**Records supplied:**
○ ○ ○ ○

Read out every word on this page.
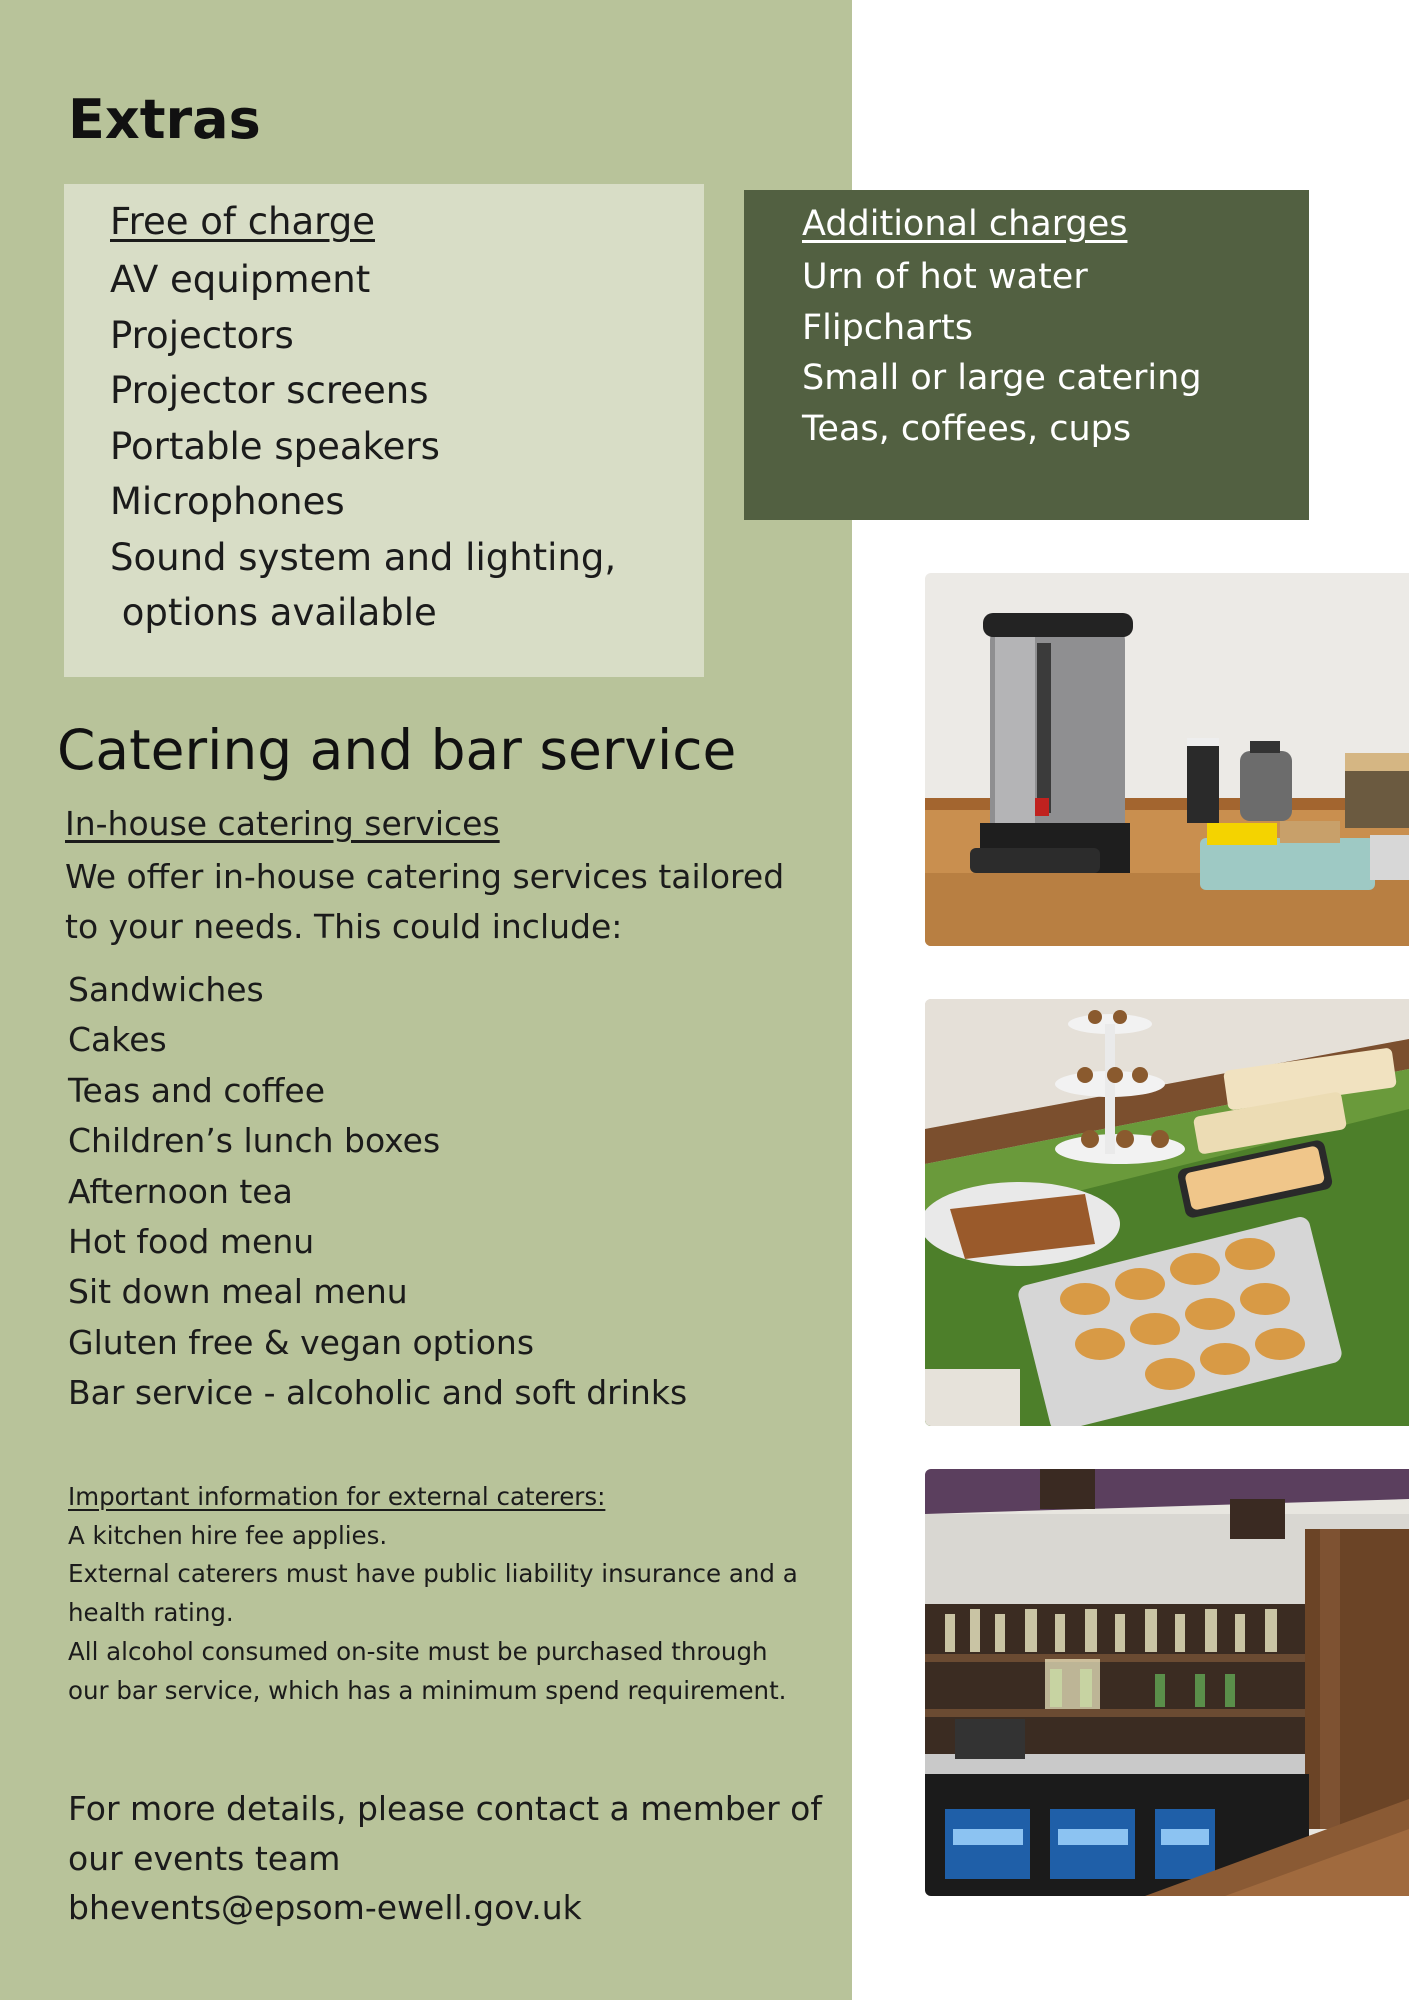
Extras
Free of charge
AV equipment
Projectors
Projector screens
Portable speakers
Microphones
Sound system and lighting,
options available
Additional charges
Urn of hot water
Flipcharts
Small or large catering
Teas, coffees, cups
Catering and bar service
In-house catering services

We offer in-house catering services tailored to your needs. This could include:

Sandwiches
Cakes
Teas and coffee
Children’s lunch boxes
Afternoon tea
Hot food menu
Sit down meal menu
Gluten free & vegan options
Bar service - alcoholic and soft drinks

Important information for external caterers:

A kitchen hire fee applies.

External caterers must have public liability insurance and a health rating.

All alcohol consumed on-site must be purchased through our bar service, which has a minimum spend requirement.

For more details, please contact a member of our events team

bhevents@epsom-ewell.gov.uk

○ ○ ○ ○

**Brief:**
Leave out the pictures and repeat everything else in the records exactly.

**Response:**
Read out every word on this page.
Extras
Free of charge
AV equipment
Projectors
Projector screens
Portable speakers
Microphones
Sound system and lighting,
options available
Additional charges
Urn of hot water
Flipcharts
Small or large catering
Teas, coffees, cups
Catering and bar service
In-house catering services

We offer in-house catering services tailored to your needs. This could include:

Sandwiches
Cakes
Teas and coffee
Children’s lunch boxes
Afternoon tea
Hot food menu
Sit down meal menu
Gluten free & vegan options
Bar service - alcoholic and soft drinks

Important information for external caterers:

A kitchen hire fee applies.

External caterers must have public liability insurance and a health rating.

All alcohol consumed on-site must be purchased through our bar service, which has a minimum spend requirement.

For more details, please contact a member of our events team

bhevents@epsom-ewell.gov.uk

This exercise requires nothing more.